§ **Task statement**:
Each line in the entries below that holds the string "Gallery" is to be listed.

[Data extracted from a collection]
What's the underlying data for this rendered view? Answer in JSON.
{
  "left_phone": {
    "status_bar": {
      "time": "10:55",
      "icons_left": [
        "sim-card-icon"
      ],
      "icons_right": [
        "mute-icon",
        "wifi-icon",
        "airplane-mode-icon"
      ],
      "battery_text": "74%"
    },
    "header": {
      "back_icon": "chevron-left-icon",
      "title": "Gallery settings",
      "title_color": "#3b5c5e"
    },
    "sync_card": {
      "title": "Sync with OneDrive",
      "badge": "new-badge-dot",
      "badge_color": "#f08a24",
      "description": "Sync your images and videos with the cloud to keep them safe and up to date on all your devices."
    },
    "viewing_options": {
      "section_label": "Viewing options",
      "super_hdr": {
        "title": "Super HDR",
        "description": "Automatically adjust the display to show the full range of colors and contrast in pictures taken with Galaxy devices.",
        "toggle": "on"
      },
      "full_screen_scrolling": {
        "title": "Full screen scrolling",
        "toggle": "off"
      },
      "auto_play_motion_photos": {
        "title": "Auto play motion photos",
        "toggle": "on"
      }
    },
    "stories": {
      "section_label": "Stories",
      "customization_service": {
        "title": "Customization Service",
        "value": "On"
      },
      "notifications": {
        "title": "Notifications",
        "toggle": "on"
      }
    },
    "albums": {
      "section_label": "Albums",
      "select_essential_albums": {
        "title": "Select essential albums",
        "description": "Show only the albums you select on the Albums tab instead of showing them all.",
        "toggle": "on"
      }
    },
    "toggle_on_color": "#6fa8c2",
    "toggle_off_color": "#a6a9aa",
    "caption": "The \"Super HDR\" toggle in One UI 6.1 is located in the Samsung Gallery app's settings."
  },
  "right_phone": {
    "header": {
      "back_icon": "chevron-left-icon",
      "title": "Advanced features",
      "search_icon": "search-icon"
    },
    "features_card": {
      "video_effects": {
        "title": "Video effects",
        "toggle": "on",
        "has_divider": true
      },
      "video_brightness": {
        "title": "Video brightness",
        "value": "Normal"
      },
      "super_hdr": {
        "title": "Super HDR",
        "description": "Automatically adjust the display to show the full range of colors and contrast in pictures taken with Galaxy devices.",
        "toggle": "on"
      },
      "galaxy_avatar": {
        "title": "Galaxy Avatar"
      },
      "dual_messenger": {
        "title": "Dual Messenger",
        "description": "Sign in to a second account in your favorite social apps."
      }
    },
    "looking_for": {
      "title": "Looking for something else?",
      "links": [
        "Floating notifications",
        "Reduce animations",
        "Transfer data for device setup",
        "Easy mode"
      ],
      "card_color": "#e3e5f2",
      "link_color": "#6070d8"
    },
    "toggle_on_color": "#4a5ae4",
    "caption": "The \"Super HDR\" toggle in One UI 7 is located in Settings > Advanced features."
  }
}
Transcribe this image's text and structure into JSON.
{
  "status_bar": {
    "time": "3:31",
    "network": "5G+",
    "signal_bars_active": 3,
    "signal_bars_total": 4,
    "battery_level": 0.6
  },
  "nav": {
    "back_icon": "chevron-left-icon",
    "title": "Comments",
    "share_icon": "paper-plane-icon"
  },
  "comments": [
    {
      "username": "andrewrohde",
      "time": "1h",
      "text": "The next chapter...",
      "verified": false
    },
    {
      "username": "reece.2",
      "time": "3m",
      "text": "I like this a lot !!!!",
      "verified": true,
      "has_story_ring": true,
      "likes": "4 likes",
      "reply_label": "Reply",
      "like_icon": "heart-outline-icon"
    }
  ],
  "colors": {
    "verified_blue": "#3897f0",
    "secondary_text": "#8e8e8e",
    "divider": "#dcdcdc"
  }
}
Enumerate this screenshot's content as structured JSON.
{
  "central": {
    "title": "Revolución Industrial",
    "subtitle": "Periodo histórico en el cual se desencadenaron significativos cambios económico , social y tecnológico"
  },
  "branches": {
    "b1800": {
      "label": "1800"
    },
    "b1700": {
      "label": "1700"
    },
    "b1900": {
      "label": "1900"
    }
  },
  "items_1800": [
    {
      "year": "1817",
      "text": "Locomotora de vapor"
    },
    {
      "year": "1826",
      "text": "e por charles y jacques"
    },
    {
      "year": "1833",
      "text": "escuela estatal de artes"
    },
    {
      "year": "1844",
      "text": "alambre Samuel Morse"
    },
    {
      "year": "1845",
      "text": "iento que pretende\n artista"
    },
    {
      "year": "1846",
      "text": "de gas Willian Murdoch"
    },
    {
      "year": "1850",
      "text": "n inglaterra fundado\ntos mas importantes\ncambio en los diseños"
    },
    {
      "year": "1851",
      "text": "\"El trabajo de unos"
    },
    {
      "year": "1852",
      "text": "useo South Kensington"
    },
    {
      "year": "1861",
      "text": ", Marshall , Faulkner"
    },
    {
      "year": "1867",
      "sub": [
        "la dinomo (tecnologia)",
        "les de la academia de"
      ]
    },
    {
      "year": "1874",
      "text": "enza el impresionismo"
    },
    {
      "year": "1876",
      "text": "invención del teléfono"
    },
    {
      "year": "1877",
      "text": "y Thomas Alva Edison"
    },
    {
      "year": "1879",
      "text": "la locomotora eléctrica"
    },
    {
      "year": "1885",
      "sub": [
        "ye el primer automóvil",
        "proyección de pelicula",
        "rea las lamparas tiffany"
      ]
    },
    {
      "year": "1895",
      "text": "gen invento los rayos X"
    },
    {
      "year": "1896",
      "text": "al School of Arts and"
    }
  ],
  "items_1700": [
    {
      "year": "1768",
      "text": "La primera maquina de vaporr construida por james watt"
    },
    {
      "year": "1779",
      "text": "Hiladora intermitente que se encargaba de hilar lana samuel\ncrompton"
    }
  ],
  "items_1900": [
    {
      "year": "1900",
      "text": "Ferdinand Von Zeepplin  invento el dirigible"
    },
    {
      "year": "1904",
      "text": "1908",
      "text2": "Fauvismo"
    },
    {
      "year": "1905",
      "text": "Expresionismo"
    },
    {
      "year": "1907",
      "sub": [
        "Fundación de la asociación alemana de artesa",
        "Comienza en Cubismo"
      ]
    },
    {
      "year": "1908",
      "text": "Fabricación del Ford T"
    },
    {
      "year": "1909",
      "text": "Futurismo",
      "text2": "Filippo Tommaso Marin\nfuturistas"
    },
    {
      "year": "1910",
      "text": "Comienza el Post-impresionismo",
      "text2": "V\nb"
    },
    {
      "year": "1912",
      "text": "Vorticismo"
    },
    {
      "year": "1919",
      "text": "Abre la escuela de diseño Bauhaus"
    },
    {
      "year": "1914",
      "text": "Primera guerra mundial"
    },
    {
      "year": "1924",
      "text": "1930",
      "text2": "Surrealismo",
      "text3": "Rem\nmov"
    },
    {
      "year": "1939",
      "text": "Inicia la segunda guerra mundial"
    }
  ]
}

§ **Correct response**:
      "title": "Gallery settings",
    "caption": "The \"Super HDR\" toggle in One UI 6.1 is located in the Samsung Gallery app's settings."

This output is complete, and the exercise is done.